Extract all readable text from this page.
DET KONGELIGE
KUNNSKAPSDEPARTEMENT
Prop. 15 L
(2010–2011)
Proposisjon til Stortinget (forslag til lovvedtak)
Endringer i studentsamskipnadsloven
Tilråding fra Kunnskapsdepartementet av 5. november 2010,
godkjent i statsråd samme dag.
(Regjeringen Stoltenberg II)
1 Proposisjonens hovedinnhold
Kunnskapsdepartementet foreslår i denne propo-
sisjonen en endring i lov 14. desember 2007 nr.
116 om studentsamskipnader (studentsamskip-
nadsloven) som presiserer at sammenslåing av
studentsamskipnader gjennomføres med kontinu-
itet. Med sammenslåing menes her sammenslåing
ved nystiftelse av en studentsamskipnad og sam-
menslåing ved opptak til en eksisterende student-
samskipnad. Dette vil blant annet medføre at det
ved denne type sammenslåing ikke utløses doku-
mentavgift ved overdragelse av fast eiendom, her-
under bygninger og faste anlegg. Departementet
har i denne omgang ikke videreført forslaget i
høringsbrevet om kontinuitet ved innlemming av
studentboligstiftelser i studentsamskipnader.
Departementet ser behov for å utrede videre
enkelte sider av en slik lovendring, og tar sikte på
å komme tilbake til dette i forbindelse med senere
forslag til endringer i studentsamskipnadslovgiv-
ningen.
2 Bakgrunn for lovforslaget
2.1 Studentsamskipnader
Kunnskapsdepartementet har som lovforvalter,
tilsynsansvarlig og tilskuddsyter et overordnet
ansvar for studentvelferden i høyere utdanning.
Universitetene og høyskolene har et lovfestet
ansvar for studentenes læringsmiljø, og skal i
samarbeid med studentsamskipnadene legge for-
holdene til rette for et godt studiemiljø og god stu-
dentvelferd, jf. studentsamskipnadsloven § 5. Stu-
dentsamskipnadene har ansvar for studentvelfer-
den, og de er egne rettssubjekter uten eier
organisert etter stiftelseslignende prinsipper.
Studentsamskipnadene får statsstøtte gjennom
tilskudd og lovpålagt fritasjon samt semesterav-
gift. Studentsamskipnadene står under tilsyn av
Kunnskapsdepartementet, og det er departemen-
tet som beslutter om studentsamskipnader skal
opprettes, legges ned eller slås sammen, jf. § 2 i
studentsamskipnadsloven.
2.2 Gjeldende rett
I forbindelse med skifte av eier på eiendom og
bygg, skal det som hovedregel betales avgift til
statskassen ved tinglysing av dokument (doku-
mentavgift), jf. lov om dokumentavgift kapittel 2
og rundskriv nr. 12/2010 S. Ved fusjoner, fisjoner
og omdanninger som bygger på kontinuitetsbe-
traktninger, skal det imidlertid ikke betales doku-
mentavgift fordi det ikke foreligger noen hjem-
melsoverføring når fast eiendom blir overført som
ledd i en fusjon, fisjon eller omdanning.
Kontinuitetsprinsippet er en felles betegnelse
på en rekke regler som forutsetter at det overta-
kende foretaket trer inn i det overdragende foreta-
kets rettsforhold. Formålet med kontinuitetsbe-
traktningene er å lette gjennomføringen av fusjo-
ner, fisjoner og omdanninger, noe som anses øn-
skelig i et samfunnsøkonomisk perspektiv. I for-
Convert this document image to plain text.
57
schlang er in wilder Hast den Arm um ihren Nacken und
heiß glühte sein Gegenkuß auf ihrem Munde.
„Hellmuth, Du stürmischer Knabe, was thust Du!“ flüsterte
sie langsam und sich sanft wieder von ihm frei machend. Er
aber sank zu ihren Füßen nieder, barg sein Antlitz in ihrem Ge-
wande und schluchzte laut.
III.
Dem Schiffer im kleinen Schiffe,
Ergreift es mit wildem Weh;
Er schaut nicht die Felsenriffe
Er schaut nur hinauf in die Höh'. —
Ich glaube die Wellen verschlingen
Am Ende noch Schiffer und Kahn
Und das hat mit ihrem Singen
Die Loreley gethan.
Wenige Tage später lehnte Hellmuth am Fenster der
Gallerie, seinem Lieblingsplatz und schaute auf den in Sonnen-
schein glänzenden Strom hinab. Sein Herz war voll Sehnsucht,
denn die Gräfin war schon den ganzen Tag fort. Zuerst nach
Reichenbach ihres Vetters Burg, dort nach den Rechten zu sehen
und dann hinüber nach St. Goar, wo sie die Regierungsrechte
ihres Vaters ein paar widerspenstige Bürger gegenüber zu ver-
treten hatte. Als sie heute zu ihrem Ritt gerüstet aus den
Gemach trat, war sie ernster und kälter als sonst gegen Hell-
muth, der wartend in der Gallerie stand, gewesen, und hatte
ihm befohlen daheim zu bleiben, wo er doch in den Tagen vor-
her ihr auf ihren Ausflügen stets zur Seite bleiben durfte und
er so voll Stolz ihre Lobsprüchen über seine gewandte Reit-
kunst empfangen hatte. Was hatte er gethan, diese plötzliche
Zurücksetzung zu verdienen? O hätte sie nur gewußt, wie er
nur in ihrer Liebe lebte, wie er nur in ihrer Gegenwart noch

++++++++

- Objective -
Determine how many lines of the data contain the word "studentsamskipnadsloven", and reply with that number only.

- Task solution -
3